- Directive: Include no pictures. Output exactly the lines from the one that contains "Output the text content of this document." through the final line of the entries.
┌─ Input for this task
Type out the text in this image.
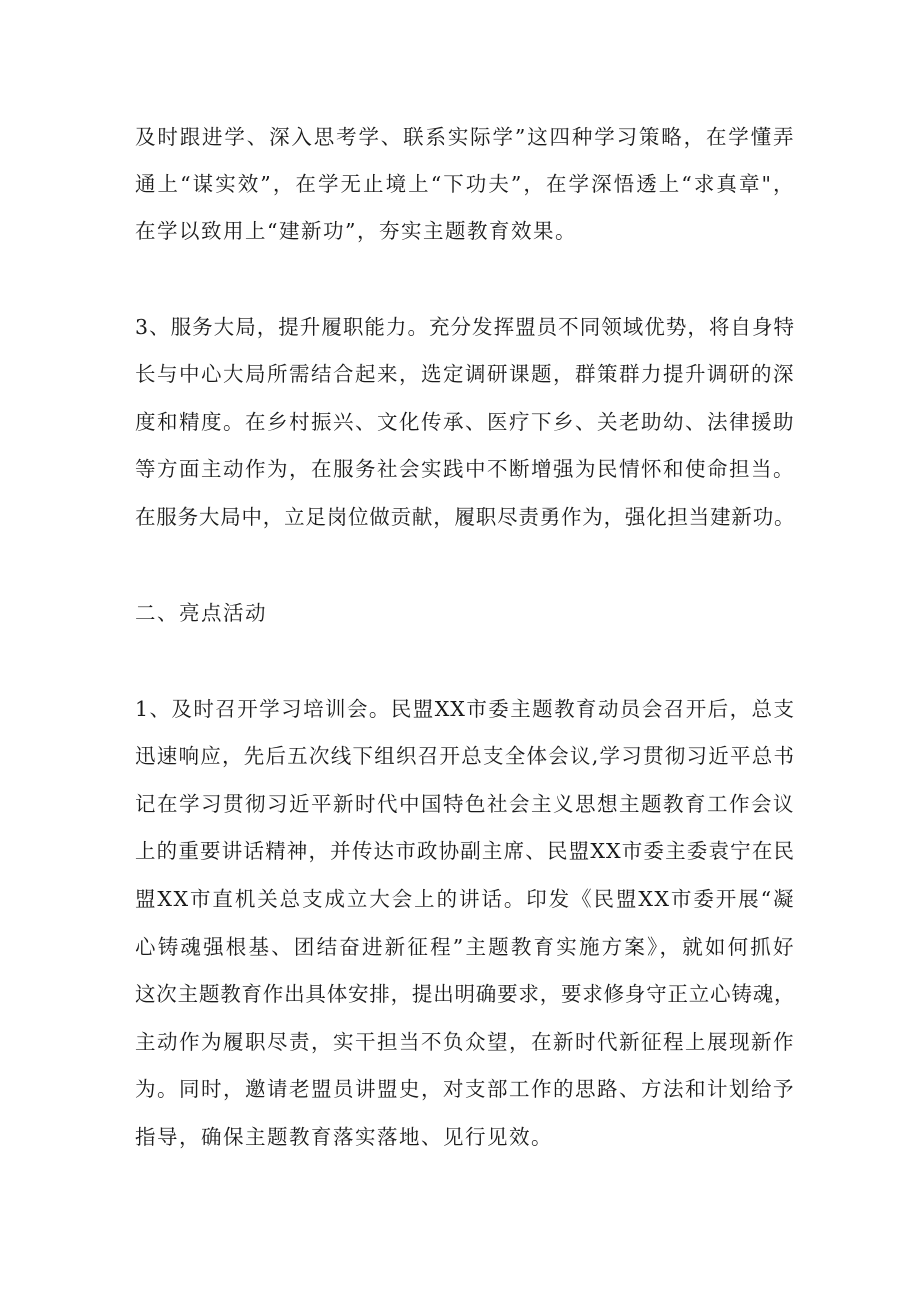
及时跟进学、深入思考学、联系实际学”这四种学习策略，在学懂弄
通上“谋实效”，在学无止境上“下功夫”，在学深悟透上“求真章"，
在学以致用上“建新功”，夯实主题教育效果。
3、服务大局，提升履职能力。充分发挥盟员不同领域优势，将自身特
长与中心大局所需结合起来，选定调研课题，群策群力提升调研的深
度和精度。在乡村振兴、文化传承、医疗下乡、关老助幼、法律援助
等方面主动作为，在服务社会实践中不断增强为民情怀和使命担当。
在服务大局中，立足岗位做贡献，履职尽责勇作为，强化担当建新功。
二、亮点活动
1、及时召开学习培训会。民盟XX市委主题教育动员会召开后，总支
迅速响应，先后五次线下组织召开总支全体会议,学习贯彻习近平总书
记在学习贯彻习近平新时代中国特色社会主义思想主题教育工作会议
上的重要讲话精神，并传达市政协副主席、民盟XX市委主委袁宁在民
盟XX市直机关总支成立大会上的讲话。印发《民盟XX市委开展“凝
心铸魂强根基、团结奋进新征程”主题教育实施方案》，就如何抓好
这次主题教育作出具体安排，提出明确要求，要求修身守正立心铸魂，
主动作为履职尽责，实干担当不负众望，在新时代新征程上展现新作
为。同时，邀请老盟员讲盟史，对支部工作的思路、方法和计划给予
指导，确保主题教育落实落地、见行见效。
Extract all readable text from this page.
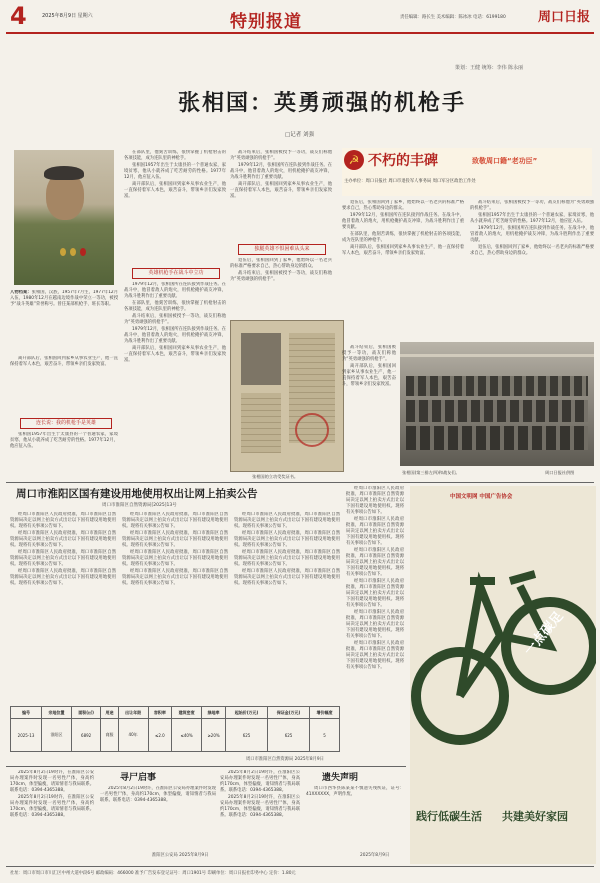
4	2025年8月9日 星期六	特别报道	责任编辑：路长生 美术编辑：陈冰冰 电话：6199180 周口日报
策划：王健 统筹：李伟 陈永丽
张相国：英勇顽强的机枪手
□记者 刘强

人物档案：张相国，汉族，1957年7月生，1977年12月入伍，1980年12月在越南边境作战中荣立一等功，被授予“战斗英雄”荣誉称号。曾任某部机枪手、班长等职。

离开部队后，张相国回到家乡从事农业生产，他一直保持着军人本色，艰苦奋斗，带领乡亲们发家致富。

连长说：我的机枪手是英雄

张相国1957年出生于太康县的一个普通农家，家境贫寒，他从小就养成了吃苦耐劳的性格。1977年12月，他应征入伍。

在部队里，他刻苦训练，很快掌握了机枪射击的各项技能，成为连队里的神枪手。

张相国1957年出生于太康县的一个普通农家，家境贫寒，他从小就养成了吃苦耐劳的性格。1977年12月，他应征入伍。

离开部队后，张相国回到家乡从事农业生产，他一直保持着军人本色，艰苦奋斗，带领乡亲们发家致富。

英雄机枪手在战斗中立功

1979年12月，张相国所在连队接到作战任务。在战斗中，他冒着敌人的炮火，用机枪掩护战友冲锋，为战斗胜利作出了重要贡献。

在部队里，他刻苦训练，很快掌握了机枪射击的各项技能，成为连队里的神枪手。

战斗结束后，张相国被授予一等功，战友们称他为“英勇顽强的机枪手”。

1979年12月，张相国所在连队接到作战任务。在战斗中，他冒着敌人的炮火，用机枪掩护战友冲锋，为战斗胜利作出了重要贡献。

离开部队后，张相国回到家乡从事农业生产，他一直保持着军人本色，艰苦奋斗，带领乡亲们发家致富。

战斗结束后，张相国被授予一等功，战友们称他为“英勇顽强的机枪手”。

1979年12月，张相国所在连队接到作战任务。在战斗中，他冒着敌人的炮火，用机枪掩护战友冲锋，为战斗胜利作出了重要贡献。

离开部队后，张相国回到家乡从事农业生产，他一直保持着军人本色，艰苦奋斗，带领乡亲们发家致富。

独腿英雄不惧困难从头来

退伍后，张相国回到了家乡，他始终以一名老兵的标准严格要求自己，热心帮助身边的群众。

战斗结束后，张相国被授予一等功，战友们称他为“英勇顽强的机枪手”。

张相国的立功受奖证书。
☭ 不朽的丰碑	致敬周口籍“老功臣”
主办单位：周口日报社 周口市退役军人事务局 周口军分区政治工作处

退伍后，张相国回到了家乡，他始终以一名老兵的标准严格要求自己，热心帮助身边的群众。

1979年12月，张相国所在连队接到作战任务。在战斗中，他冒着敌人的炮火，用机枪掩护战友冲锋，为战斗胜利作出了重要贡献。

在部队里，他刻苦训练，很快掌握了机枪射击的各项技能，成为连队里的神枪手。

离开部队后，张相国回到家乡从事农业生产，他一直保持着军人本色，艰苦奋斗，带领乡亲们发家致富。

战斗结束后，张相国被授予一等功，战友们称他为“英勇顽强的机枪手”。

张相国1957年出生于太康县的一个普通农家，家境贫寒，他从小就养成了吃苦耐劳的性格。1977年12月，他应征入伍。

1979年12月，张相国所在连队接到作战任务。在战斗中，他冒着敌人的炮火，用机枪掩护战友冲锋，为战斗胜利作出了重要贡献。

退伍后，张相国回到了家乡，他始终以一名老兵的标准严格要求自己，热心帮助身边的群众。

张相国(第三排左四)和战友们。	周口日报社供图

战斗结束后，张相国被授予一等功，战友们称他为“英勇顽强的机枪手”。

离开部队后，张相国回到家乡从事农业生产，他一直保持着军人本色，艰苦奋斗，带领乡亲们发家致富。

周口市淮阳区国有建设用地使用权出让网上拍卖公告
周口市淮阳区自然资源局[2025]13号

经周口市淮阳区人民政府批准，周口市淮阳区自然资源局决定以网上拍卖方式出让以下国有建设用地使用权。现将有关事项公告如下。

经周口市淮阳区人民政府批准，周口市淮阳区自然资源局决定以网上拍卖方式出让以下国有建设用地使用权。现将有关事项公告如下。

经周口市淮阳区人民政府批准，周口市淮阳区自然资源局决定以网上拍卖方式出让以下国有建设用地使用权。现将有关事项公告如下。

经周口市淮阳区人民政府批准，周口市淮阳区自然资源局决定以网上拍卖方式出让以下国有建设用地使用权。现将有关事项公告如下。

经周口市淮阳区人民政府批准，周口市淮阳区自然资源局决定以网上拍卖方式出让以下国有建设用地使用权。现将有关事项公告如下。

经周口市淮阳区人民政府批准，周口市淮阳区自然资源局决定以网上拍卖方式出让以下国有建设用地使用权。现将有关事项公告如下。

经周口市淮阳区人民政府批准，周口市淮阳区自然资源局决定以网上拍卖方式出让以下国有建设用地使用权。现将有关事项公告如下。

经周口市淮阳区人民政府批准，周口市淮阳区自然资源局决定以网上拍卖方式出让以下国有建设用地使用权。现将有关事项公告如下。

经周口市淮阳区人民政府批准，周口市淮阳区自然资源局决定以网上拍卖方式出让以下国有建设用地使用权。现将有关事项公告如下。

经周口市淮阳区人民政府批准，周口市淮阳区自然资源局决定以网上拍卖方式出让以下国有建设用地使用权。现将有关事项公告如下。

经周口市淮阳区人民政府批准，周口市淮阳区自然资源局决定以网上拍卖方式出让以下国有建设用地使用权。现将有关事项公告如下。

经周口市淮阳区人民政府批准，周口市淮阳区自然资源局决定以网上拍卖方式出让以下国有建设用地使用权。现将有关事项公告如下。

编号	宗地位置	面积(㎡)	用途	出让年限	容积率	建筑密度	绿地率	起始价(万元)	保证金(万元)	增价幅度
2025-13	淮阳区	6892	商服	40年	≤2.0	≤40%	≥20%	625	625	5
周口市淮阳区自然资源局 2025年8月9日

经周口市淮阳区人民政府批准，周口市淮阳区自然资源局决定以网上拍卖方式出让以下国有建设用地使用权。现将有关事项公告如下。

经周口市淮阳区人民政府批准，周口市淮阳区自然资源局决定以网上拍卖方式出让以下国有建设用地使用权。现将有关事项公告如下。

经周口市淮阳区人民政府批准，周口市淮阳区自然资源局决定以网上拍卖方式出让以下国有建设用地使用权。现将有关事项公告如下。

经周口市淮阳区人民政府批准，周口市淮阳区自然资源局决定以网上拍卖方式出让以下国有建设用地使用权。现将有关事项公告如下。

经周口市淮阳区人民政府批准，周口市淮阳区自然资源局决定以网上拍卖方式出让以下国有建设用地使用权。现将有关事项公告如下。

经周口市淮阳区人民政府批准，周口市淮阳区自然资源局决定以网上拍卖方式出让以下国有建设用地使用权。现将有关事项公告如下。

2025年8月2日19时许，在淮阳区公安局办理案件时发现一名男性尸体，身高约170cm，体型偏瘦，请知情者与我局联系。联系电话：0394-4365388。

2025年8月2日19时许，在淮阳区公安局办理案件时发现一名男性尸体，身高约170cm，体型偏瘦，请知情者与我局联系。联系电话：0394-4365388。

寻尸启事

2025年8月2日19时许，在淮阳区公安局办理案件时发现一名男性尸体，身高约170cm，体型偏瘦，请知情者与我局联系。联系电话：0394-4365388。

淮阳区公安局 2025年8月9日

2025年8月2日19时许，在淮阳区公安局办理案件时发现一名男性尸体，身高约170cm，体型偏瘦，请知情者与我局联系。联系电话：0394-4365388。

2025年8月2日19时许，在淮阳区公安局办理案件时发现一名男性尸体，身高约170cm，体型偏瘦，请知情者与我局联系。联系电话：0394-4365388。

遗失声明

周口市西华县陈某某不慎遗失残疾证，证号：41XXXXXX，声明作废。

2025年8月9日
中国文明网 中国广告协会
一点碳足
践行低碳生活 共建美好家园
社址：周口市周口市川汇区中州大道中段6号 邮政编码：466000 准予广告发布登记证号：周口1901号 印刷单位：周口日报社印务中心 定价：1.80元
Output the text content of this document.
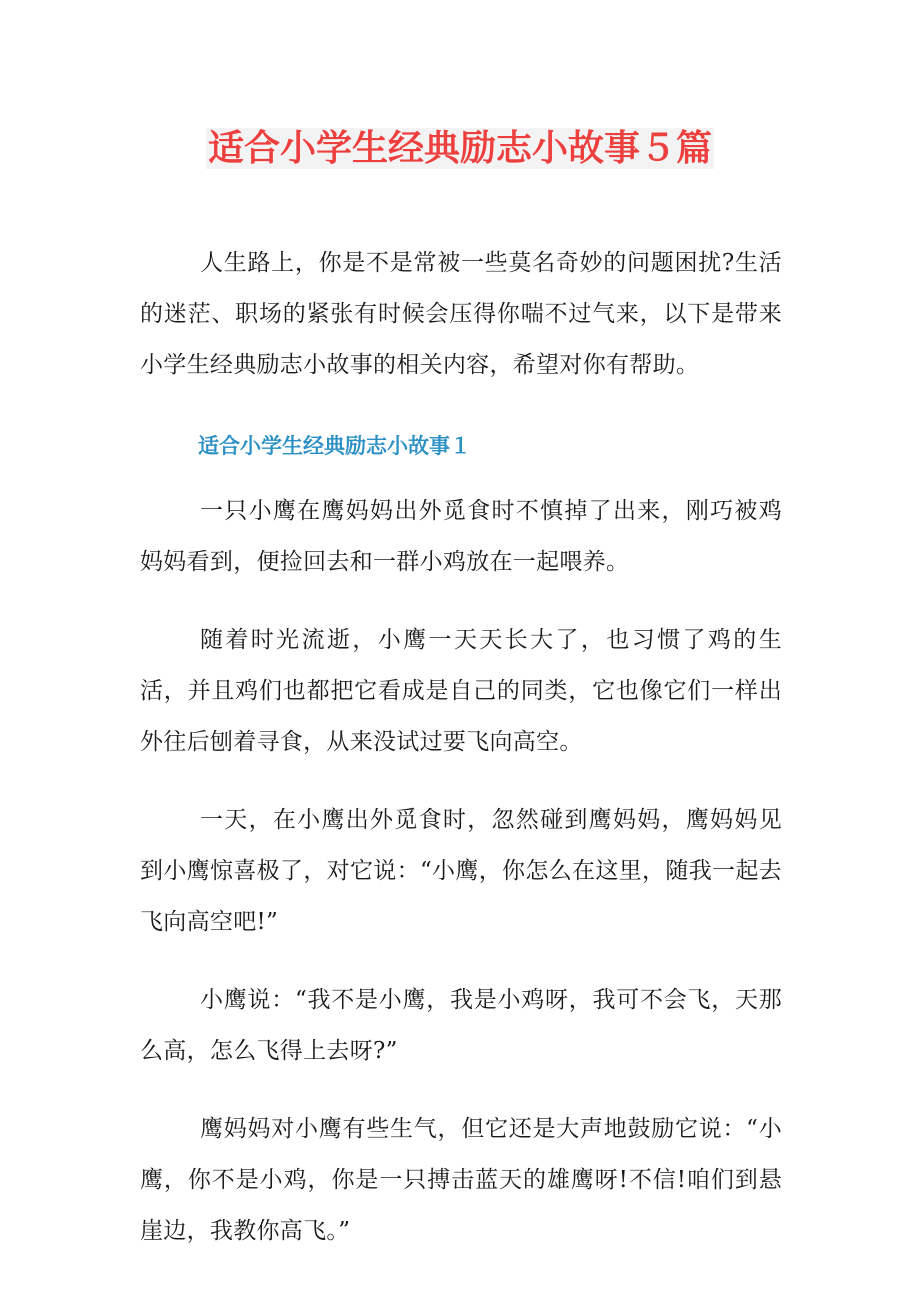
适合小学生经典励志小故事５篇

人生路上，你是不是常被一些莫名奇妙的问题困扰?生活的迷茫、职场的紧张有时候会压得你喘不过气来，以下是带来小学生经典励志小故事的相关内容，希望对你有帮助。

适合小学生经典励志小故事１

一只小鹰在鹰妈妈出外觅食时不慎掉了出来，刚巧被鸡妈妈看到，便捡回去和一群小鸡放在一起喂养。

随着时光流逝，小鹰一天天长大了，也习惯了鸡的生活，并且鸡们也都把它看成是自己的同类，它也像它们一样出外往后刨着寻食，从来没试过要飞向高空。

一天，在小鹰出外觅食时，忽然碰到鹰妈妈，鹰妈妈见到小鹰惊喜极了，对它说：“小鹰，你怎么在这里，随我一起去飞向高空吧!”

小鹰说：“我不是小鹰，我是小鸡呀，我可不会飞，天那么高，怎么飞得上去呀?”

鹰妈妈对小鹰有些生气，但它还是大声地鼓励它说：“小鹰，你不是小鸡，你是一只搏击蓝天的雄鹰呀!不信!咱们到悬崖边，我教你高飞。”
└─
- Exercise output:
Output the text content of this document.
适合小学生经典励志小故事５篇

人生路上，你是不是常被一些莫名奇妙的问题困扰?生活的迷茫、职场的紧张有时候会压得你喘不过气来，以下是带来小学生经典励志小故事的相关内容，希望对你有帮助。

适合小学生经典励志小故事１

一只小鹰在鹰妈妈出外觅食时不慎掉了出来，刚巧被鸡妈妈看到，便捡回去和一群小鸡放在一起喂养。

随着时光流逝，小鹰一天天长大了，也习惯了鸡的生活，并且鸡们也都把它看成是自己的同类，它也像它们一样出外往后刨着寻食，从来没试过要飞向高空。

一天，在小鹰出外觅食时，忽然碰到鹰妈妈，鹰妈妈见到小鹰惊喜极了，对它说：“小鹰，你怎么在这里，随我一起去飞向高空吧!”

小鹰说：“我不是小鹰，我是小鸡呀，我可不会飞，天那么高，怎么飞得上去呀?”

鹰妈妈对小鹰有些生气，但它还是大声地鼓励它说：“小鹰，你不是小鸡，你是一只搏击蓝天的雄鹰呀!不信!咱们到悬崖边，我教你高飞。”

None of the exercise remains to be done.